◆ **STATED PROBLEM**
Can you rewrite this data with every "bullet-title" replaced by "bullet-heading" and everything else left unchanged?

◆ **INPUT RECORDS**
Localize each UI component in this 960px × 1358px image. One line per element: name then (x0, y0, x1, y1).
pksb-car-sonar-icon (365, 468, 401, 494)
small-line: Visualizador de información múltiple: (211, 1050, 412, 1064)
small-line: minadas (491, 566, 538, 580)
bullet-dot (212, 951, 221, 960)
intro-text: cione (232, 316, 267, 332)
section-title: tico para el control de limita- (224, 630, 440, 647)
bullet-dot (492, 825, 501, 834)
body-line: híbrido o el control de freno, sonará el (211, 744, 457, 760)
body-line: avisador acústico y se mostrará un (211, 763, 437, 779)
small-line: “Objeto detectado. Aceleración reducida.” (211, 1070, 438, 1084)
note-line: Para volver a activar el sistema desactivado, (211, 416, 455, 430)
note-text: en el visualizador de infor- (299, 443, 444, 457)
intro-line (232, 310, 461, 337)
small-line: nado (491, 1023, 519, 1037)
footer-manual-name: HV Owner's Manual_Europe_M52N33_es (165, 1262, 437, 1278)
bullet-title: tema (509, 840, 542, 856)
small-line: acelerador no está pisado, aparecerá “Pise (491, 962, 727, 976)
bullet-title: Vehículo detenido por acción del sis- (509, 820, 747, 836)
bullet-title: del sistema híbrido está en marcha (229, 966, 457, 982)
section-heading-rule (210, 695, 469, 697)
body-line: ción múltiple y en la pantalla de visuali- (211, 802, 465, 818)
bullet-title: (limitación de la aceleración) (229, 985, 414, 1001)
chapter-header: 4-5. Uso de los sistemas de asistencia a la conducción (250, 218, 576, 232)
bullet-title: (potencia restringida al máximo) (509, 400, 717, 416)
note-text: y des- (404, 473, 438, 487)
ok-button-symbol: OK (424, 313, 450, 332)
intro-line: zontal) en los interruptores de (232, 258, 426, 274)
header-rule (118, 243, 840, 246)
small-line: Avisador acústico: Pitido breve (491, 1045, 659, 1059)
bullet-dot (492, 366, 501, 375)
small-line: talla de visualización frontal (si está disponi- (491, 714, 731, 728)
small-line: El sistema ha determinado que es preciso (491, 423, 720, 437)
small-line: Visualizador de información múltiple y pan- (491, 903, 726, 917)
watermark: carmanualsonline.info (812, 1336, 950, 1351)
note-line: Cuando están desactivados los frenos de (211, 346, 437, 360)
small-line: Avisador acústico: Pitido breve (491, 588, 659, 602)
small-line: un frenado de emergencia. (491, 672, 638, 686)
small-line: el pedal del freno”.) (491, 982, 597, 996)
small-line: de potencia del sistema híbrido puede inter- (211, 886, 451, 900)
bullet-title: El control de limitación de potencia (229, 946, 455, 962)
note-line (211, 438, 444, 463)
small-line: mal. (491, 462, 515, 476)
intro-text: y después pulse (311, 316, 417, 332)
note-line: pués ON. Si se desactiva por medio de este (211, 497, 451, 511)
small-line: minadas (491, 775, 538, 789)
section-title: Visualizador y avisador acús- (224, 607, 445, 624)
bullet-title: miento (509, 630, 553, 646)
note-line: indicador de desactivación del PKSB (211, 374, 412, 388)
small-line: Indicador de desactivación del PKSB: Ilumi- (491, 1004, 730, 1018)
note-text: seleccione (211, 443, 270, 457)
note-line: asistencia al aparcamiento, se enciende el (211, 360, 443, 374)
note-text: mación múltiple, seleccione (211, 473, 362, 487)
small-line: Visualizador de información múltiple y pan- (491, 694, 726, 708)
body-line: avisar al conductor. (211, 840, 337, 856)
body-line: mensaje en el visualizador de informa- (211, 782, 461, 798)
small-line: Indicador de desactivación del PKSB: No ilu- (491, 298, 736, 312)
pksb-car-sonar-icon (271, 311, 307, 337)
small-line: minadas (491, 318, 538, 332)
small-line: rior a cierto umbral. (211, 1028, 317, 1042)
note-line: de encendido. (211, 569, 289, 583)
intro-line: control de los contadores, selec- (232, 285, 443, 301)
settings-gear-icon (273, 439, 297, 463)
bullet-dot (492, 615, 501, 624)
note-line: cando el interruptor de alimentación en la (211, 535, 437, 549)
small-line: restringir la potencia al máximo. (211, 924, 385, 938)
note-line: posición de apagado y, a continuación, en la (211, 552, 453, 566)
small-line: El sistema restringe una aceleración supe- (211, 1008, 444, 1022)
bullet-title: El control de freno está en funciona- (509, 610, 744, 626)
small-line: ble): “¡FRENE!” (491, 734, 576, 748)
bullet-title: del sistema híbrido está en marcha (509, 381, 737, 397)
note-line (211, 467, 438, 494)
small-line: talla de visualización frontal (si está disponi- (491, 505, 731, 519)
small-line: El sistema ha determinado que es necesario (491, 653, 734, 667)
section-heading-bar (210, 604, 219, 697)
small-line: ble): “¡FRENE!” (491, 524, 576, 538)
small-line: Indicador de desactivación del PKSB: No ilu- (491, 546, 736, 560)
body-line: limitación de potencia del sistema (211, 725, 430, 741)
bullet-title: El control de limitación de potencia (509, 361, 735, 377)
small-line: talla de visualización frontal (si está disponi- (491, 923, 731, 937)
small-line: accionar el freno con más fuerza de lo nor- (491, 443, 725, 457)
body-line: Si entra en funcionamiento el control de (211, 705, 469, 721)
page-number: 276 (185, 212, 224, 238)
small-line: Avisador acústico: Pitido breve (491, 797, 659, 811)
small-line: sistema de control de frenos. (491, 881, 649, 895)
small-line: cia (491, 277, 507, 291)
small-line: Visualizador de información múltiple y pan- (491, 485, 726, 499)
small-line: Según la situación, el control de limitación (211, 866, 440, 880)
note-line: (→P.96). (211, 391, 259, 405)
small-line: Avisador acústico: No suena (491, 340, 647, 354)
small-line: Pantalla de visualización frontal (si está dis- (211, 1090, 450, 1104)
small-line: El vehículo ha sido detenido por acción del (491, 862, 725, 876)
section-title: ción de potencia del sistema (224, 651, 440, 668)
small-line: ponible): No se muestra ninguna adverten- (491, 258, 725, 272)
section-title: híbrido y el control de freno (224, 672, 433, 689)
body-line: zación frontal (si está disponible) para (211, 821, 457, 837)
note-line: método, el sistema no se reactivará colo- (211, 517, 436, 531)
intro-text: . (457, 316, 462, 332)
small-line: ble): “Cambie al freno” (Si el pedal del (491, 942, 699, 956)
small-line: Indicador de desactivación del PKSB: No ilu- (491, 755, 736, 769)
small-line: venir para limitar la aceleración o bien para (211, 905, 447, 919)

◆ **THE SOLUTION**
Localize each UI component in this 960px × 1358px image. One line per element: name then (x0, y0, x1, y1).
pksb-car-sonar-icon (365, 468, 401, 494)
small-line: Visualizador de información múltiple: (211, 1050, 412, 1064)
small-line: minadas (491, 566, 538, 580)
bullet-dot (212, 951, 221, 960)
intro-text: cione (232, 316, 267, 332)
section-title: tico para el control de limita- (224, 630, 440, 647)
bullet-dot (492, 825, 501, 834)
body-line: híbrido o el control de freno, sonará el (211, 744, 457, 760)
body-line: avisador acústico y se mostrará un (211, 763, 437, 779)
small-line: “Objeto detectado. Aceleración reducida.” (211, 1070, 438, 1084)
note-line: Para volver a activar el sistema desactivado, (211, 416, 455, 430)
note-text: en el visualizador de infor- (299, 443, 444, 457)
intro-line (232, 310, 461, 337)
small-line: nado (491, 1023, 519, 1037)
footer-manual-name: HV Owner's Manual_Europe_M52N33_es (165, 1262, 437, 1278)
bullet-heading: tema (509, 840, 542, 856)
small-line: acelerador no está pisado, aparecerá “Pise (491, 962, 727, 976)
bullet-heading: Vehículo detenido por acción del sis- (509, 820, 747, 836)
bullet-heading: del sistema híbrido está en marcha (229, 966, 457, 982)
section-heading-rule (210, 695, 469, 697)
body-line: ción múltiple y en la pantalla de visuali- (211, 802, 465, 818)
bullet-heading: (limitación de la aceleración) (229, 985, 414, 1001)
chapter-header: 4-5. Uso de los sistemas de asistencia a la conducción (250, 218, 576, 232)
bullet-heading: (potencia restringida al máximo) (509, 400, 717, 416)
note-text: y des- (404, 473, 438, 487)
ok-button-symbol: OK (424, 313, 450, 332)
intro-line: zontal) en los interruptores de (232, 258, 426, 274)
header-rule (118, 243, 840, 246)
small-line: Avisador acústico: Pitido breve (491, 1045, 659, 1059)
bullet-dot (492, 366, 501, 375)
small-line: talla de visualización frontal (si está disponi- (491, 714, 731, 728)
small-line: El sistema ha determinado que es preciso (491, 423, 720, 437)
small-line: Visualizador de información múltiple y pan- (491, 903, 726, 917)
watermark: carmanualsonline.info (812, 1336, 950, 1351)
note-line: Cuando están desactivados los frenos de (211, 346, 437, 360)
small-line: Avisador acústico: Pitido breve (491, 588, 659, 602)
small-line: un frenado de emergencia. (491, 672, 638, 686)
small-line: el pedal del freno”.) (491, 982, 597, 996)
small-line: de potencia del sistema híbrido puede inter- (211, 886, 451, 900)
bullet-heading: El control de limitación de potencia (229, 946, 455, 962)
note-line (211, 438, 444, 463)
small-line: mal. (491, 462, 515, 476)
intro-text: y después pulse (311, 316, 417, 332)
note-line: pués ON. Si se desactiva por medio de este (211, 497, 451, 511)
small-line: minadas (491, 775, 538, 789)
section-title: Visualizador y avisador acús- (224, 607, 445, 624)
bullet-heading: miento (509, 630, 553, 646)
note-line: indicador de desactivación del PKSB (211, 374, 412, 388)
small-line: Indicador de desactivación del PKSB: Ilumi- (491, 1004, 730, 1018)
note-text: seleccione (211, 443, 270, 457)
note-line: asistencia al aparcamiento, se enciende el (211, 360, 443, 374)
note-text: mación múltiple, seleccione (211, 473, 362, 487)
small-line: Visualizador de información múltiple y pan- (491, 694, 726, 708)
body-line: avisar al conductor. (211, 840, 337, 856)
body-line: mensaje en el visualizador de informa- (211, 782, 461, 798)
small-line: Indicador de desactivación del PKSB: No ilu- (491, 298, 736, 312)
pksb-car-sonar-icon (271, 311, 307, 337)
small-line: minadas (491, 318, 538, 332)
small-line: rior a cierto umbral. (211, 1028, 317, 1042)
note-line: de encendido. (211, 569, 289, 583)
intro-line: control de los contadores, selec- (232, 285, 443, 301)
settings-gear-icon (273, 439, 297, 463)
bullet-dot (492, 615, 501, 624)
note-line: cando el interruptor de alimentación en la (211, 535, 437, 549)
small-line: restringir la potencia al máximo. (211, 924, 385, 938)
note-line: posición de apagado y, a continuación, en la (211, 552, 453, 566)
small-line: El sistema restringe una aceleración supe- (211, 1008, 444, 1022)
bullet-heading: El control de freno está en funciona- (509, 610, 744, 626)
small-line: ble): “¡FRENE!” (491, 734, 576, 748)
bullet-heading: del sistema híbrido está en marcha (509, 381, 737, 397)
note-line (211, 467, 438, 494)
small-line: talla de visualización frontal (si está disponi- (491, 505, 731, 519)
small-line: El sistema ha determinado que es necesario (491, 653, 734, 667)
section-heading-bar (210, 604, 219, 697)
small-line: ble): “¡FRENE!” (491, 524, 576, 538)
small-line: Indicador de desactivación del PKSB: No ilu- (491, 546, 736, 560)
body-line: limitación de potencia del sistema (211, 725, 430, 741)
bullet-heading: El control de limitación de potencia (509, 361, 735, 377)
small-line: talla de visualización frontal (si está disponi- (491, 923, 731, 937)
small-line: accionar el freno con más fuerza de lo nor- (491, 443, 725, 457)
body-line: Si entra en funcionamiento el control de (211, 705, 469, 721)
page-number: 276 (185, 212, 224, 238)
small-line: Avisador acústico: Pitido breve (491, 797, 659, 811)
small-line: sistema de control de frenos. (491, 881, 649, 895)
small-line: cia (491, 277, 507, 291)
small-line: Visualizador de información múltiple y pan- (491, 485, 726, 499)
small-line: Según la situación, el control de limitación (211, 866, 440, 880)
note-line: (→P.96). (211, 391, 259, 405)
small-line: Avisador acústico: No suena (491, 340, 647, 354)
small-line: Pantalla de visualización frontal (si está dis- (211, 1090, 450, 1104)
small-line: El vehículo ha sido detenido por acción del (491, 862, 725, 876)
section-title: ción de potencia del sistema (224, 651, 440, 668)
small-line: ponible): No se muestra ninguna adverten- (491, 258, 725, 272)
section-title: híbrido y el control de freno (224, 672, 433, 689)
body-line: zación frontal (si está disponible) para (211, 821, 457, 837)
note-line: método, el sistema no se reactivará colo- (211, 517, 436, 531)
intro-text: . (457, 316, 462, 332)
small-line: ble): “Cambie al freno” (Si el pedal del (491, 942, 699, 956)
small-line: Indicador de desactivación del PKSB: No ilu- (491, 755, 736, 769)
small-line: venir para limitar la aceleración o bien para (211, 905, 447, 919)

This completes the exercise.